▶ [EXERCISE BRIEF]
Copy each line of the records that holds the string "Output".

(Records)
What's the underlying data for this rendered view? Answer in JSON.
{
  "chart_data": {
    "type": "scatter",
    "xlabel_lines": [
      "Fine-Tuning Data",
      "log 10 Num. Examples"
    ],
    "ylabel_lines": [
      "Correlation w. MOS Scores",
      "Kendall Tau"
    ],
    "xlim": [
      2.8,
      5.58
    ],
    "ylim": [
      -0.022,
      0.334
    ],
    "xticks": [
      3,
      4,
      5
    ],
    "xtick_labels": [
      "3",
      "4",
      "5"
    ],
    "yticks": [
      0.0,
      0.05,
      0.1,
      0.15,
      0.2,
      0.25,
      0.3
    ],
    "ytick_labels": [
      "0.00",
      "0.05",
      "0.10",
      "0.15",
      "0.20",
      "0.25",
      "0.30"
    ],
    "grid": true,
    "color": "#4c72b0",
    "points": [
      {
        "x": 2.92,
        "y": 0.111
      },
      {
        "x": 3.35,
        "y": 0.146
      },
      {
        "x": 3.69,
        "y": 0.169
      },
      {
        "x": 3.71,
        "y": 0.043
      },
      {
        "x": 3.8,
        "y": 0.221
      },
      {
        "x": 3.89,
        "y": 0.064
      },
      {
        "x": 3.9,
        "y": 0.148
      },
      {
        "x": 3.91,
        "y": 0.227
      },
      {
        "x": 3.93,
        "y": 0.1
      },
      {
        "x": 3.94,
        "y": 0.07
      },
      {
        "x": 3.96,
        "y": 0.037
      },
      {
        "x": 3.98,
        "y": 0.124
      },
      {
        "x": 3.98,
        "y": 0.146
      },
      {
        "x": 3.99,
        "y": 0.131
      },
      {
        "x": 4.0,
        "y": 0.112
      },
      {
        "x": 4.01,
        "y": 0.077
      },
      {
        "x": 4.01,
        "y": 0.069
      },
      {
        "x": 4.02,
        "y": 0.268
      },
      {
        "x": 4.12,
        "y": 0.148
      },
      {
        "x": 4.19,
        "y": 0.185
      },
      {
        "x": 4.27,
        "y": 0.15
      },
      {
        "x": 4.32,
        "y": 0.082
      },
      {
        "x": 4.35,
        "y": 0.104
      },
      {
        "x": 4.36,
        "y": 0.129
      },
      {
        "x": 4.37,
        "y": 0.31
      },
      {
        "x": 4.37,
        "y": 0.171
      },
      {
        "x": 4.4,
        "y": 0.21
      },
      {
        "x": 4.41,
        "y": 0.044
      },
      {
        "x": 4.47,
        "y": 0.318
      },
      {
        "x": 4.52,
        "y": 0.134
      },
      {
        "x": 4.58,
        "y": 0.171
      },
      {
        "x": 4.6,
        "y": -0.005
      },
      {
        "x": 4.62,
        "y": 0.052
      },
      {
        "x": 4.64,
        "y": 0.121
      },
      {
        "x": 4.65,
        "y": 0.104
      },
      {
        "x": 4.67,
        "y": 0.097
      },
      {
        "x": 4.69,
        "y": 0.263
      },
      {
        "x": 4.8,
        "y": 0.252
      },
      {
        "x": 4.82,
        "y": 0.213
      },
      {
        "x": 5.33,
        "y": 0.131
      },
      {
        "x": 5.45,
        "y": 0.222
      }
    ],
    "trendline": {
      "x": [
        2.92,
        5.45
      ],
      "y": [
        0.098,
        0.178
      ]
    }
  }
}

--

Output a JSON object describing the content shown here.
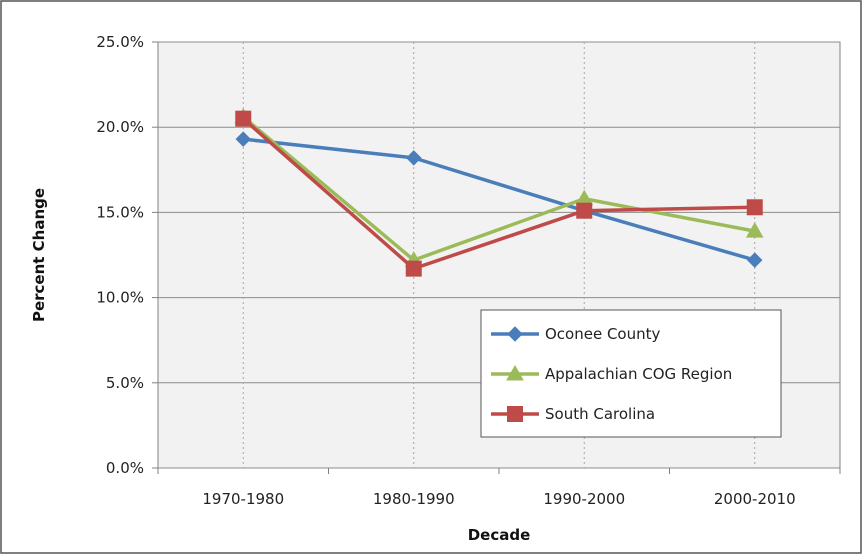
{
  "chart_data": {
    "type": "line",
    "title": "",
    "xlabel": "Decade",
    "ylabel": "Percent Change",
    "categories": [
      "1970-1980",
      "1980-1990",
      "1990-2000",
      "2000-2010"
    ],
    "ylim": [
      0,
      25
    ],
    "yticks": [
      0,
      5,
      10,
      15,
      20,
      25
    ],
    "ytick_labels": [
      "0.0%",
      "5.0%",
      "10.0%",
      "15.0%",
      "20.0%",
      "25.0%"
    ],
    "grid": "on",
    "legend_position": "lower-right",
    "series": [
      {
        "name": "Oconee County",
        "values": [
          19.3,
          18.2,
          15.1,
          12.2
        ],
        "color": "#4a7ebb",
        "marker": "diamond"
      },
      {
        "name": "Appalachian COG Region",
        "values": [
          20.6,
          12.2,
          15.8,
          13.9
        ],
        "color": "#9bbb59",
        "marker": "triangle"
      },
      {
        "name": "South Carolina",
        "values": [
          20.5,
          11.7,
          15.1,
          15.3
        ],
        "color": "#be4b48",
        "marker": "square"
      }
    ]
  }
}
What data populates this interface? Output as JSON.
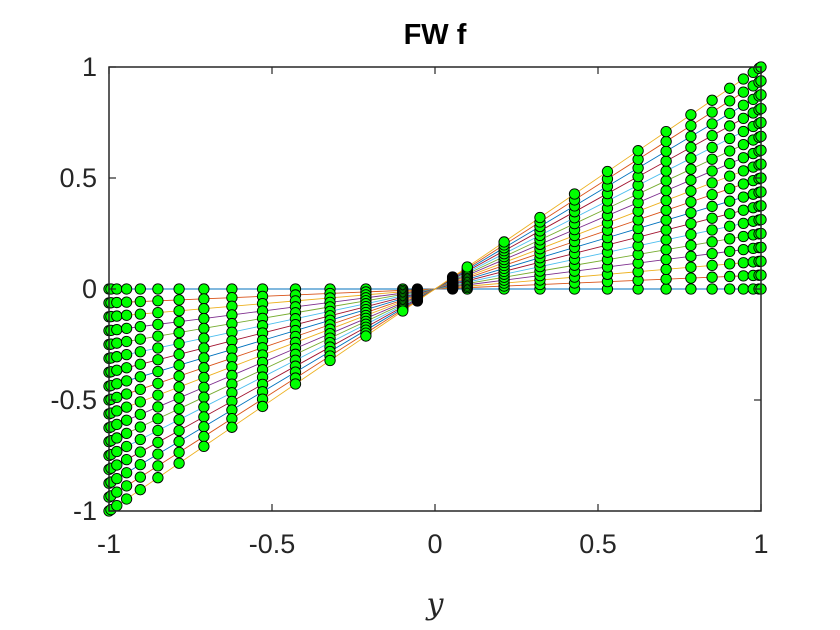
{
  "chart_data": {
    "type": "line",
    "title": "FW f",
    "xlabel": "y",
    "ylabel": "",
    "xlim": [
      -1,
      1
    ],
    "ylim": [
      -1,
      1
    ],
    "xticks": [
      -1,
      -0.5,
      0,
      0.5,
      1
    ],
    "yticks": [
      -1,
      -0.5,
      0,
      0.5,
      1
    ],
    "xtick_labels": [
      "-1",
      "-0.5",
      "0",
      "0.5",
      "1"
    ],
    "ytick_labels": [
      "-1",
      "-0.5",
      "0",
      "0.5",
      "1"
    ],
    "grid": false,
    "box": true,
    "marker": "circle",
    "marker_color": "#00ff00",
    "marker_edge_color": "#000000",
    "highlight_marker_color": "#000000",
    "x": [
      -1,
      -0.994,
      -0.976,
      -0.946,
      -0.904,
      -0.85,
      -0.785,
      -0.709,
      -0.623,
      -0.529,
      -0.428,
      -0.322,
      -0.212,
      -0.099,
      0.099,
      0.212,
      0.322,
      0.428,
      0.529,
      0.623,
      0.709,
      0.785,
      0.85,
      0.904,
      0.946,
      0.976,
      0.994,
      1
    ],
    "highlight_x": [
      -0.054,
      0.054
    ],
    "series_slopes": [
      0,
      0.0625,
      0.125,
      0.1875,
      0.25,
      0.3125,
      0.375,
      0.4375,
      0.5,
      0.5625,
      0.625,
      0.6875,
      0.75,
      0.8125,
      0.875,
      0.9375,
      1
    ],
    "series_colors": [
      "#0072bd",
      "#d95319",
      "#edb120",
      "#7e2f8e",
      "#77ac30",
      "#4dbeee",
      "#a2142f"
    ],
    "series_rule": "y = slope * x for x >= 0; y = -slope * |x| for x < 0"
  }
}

▶ [ANSWER FOR THIS EXERCISE]
Output a JSON object describing the content shown here.
What data populates this interface? Output as JSON.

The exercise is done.